Start of Given passage
Standby letters of credit, not reflected in the accompanying
consolidated financial statements, aggregated approximately $2.8 million at June
30, 2002.
The Company has employment and consulting agreements with various key
employees providing for minimum combined annual compensation over the next two
fiscal years ranging from $840 thousand in 2003 to $320 thousand in 2004.
There are various claims, lawsuits and pending actions against the
Company and its subsidiaries in the normal course of the operations of its
businesses. The Company believes many of these proceedings are covered in whole
or in part by insurance and that none of these matters will have a material
adverse effect on its consolidated financial position or results of operations
in any given period.
The Company has a lawsuit filed by Reliance National Indemnity Company
("Reliance") relating to one trucker's liability insurance policy. The Company
disagrees with Reliance and has vigorously defended this lawsuit. The Company
has been advised that Reliance has decided to dismiss its cause of action
against the company and it is in the process of closing this litigation.
We are a party to routine litigation incidental to its business,
primarily involving claims for bodily injury or property damage incurred in the
transportation of freight. We are responsible for the safe delivery of cargo. As
of July 2002, we are self-insured on auto liability claims for the first one
million dollars of an accident claim and for this year Celadon is also
responsible for a one million dollar aggregate corridor deductible on the second
one million dollar layer of auto liability insurance coverage, plus
administrative expenses, for each occurrence involving personal injury or
property damage. We are also self-insured for its physical damage losses, and
workers compensation losses and responsible for the first $100,000 on cargo
claims. We maintain separate insurance in Mexico consisting of bodily injury and
property damage coverage with acceptable deductibles. Management believes its
uninsured exposure is reasonable for the transportation industry. Consequently,
we do not believe that the litigation and claims experienced will have a
material impact on our financial position or results of operations.
40
CELADON GROUP, INC.
NOTES TO CONSOLIDATED FINANCIAL STATEMENTS - (CONTINUED)
JUNE 30, 2002
Shortages of fuel, increases in fuel prices or rationing of petroleum
products can have a materially adverse effect on the operations and
profitability of the Company. The Company cannot predict whether high fuel price
levels will continue in the future or the extent to which fuel surcharges will
be collected to offset such increases. During the years ended June 30, 2002 and
2001, the Company recognized approximately $100 thousand of expense and $405
thousand of income, respectively on futures contracts and commodity collar
transactions which is included in fuel expense.
End of Given passage
Start of Supplied entries
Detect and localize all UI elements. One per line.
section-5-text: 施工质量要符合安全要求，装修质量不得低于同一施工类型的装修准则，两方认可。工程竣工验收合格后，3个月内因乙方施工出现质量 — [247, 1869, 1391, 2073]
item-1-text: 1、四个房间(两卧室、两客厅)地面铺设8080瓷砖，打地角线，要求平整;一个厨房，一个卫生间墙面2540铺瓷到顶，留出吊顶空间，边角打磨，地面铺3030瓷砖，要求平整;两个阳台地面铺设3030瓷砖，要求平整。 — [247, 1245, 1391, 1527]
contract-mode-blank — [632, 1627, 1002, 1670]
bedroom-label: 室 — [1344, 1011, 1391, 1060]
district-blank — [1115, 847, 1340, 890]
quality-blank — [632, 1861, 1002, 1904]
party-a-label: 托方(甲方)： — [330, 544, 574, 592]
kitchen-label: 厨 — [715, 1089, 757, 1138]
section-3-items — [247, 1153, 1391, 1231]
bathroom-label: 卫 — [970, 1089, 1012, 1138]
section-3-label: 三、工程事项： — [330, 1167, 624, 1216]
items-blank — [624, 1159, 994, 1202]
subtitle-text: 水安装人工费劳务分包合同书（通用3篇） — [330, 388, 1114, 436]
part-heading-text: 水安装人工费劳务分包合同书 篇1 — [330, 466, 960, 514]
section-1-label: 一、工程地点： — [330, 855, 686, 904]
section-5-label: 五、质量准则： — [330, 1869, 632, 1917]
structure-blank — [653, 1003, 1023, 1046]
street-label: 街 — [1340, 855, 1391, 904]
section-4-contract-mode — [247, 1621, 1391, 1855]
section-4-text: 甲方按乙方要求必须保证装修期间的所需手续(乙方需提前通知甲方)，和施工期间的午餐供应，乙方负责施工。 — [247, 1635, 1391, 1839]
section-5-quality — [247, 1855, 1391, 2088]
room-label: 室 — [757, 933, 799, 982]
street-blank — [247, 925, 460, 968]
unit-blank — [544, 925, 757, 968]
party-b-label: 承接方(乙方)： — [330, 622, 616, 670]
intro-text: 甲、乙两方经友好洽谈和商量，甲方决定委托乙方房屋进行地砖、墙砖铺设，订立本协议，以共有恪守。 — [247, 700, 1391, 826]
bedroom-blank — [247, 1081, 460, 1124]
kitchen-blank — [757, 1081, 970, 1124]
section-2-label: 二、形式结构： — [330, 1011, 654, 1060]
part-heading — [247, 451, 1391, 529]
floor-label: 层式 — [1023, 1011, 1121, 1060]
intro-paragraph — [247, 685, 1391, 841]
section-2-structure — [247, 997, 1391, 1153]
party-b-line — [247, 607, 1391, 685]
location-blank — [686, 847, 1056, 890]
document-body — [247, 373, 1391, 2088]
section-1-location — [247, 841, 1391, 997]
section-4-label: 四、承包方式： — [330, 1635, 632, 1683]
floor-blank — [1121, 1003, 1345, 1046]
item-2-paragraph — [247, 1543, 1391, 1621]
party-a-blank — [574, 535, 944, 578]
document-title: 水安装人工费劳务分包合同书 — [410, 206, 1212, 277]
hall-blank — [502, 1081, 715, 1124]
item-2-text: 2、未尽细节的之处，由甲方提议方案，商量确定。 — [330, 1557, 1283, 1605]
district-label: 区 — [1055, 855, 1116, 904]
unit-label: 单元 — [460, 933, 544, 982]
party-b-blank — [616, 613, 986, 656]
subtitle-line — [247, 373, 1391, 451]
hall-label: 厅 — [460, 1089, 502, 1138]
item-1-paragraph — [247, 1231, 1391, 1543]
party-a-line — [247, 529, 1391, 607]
End of Supplied entries
> _Work instructions_
[A] According to the financial statement notes, about how much in standby letters of credit was outstanding at June 30, 2002?
[B] Copy the financial statement notes word for word from "NOTES TO CONSOLIDATED" to "in fuel expense.".

> _Replies_
[A] About $2.8 million.

[B]
NOTES TO CONSOLIDATED FINANCIAL STATEMENTS - (CONTINUED)
JUNE 30, 2002
Shortages of fuel, increases in fuel prices or rationing of petroleum
products can have a materially adverse effect on the operations and
profitability of the Company. The Company cannot predict whether high fuel price
levels will continue in the future or the extent to which fuel surcharges will
be collected to offset such increases. During the years ended June 30, 2002 and
2001, the Company recognized approximately $100 thousand of expense and $405
thousand of income, respectively on futures contracts and commodity collar
transactions which is included in fuel expense.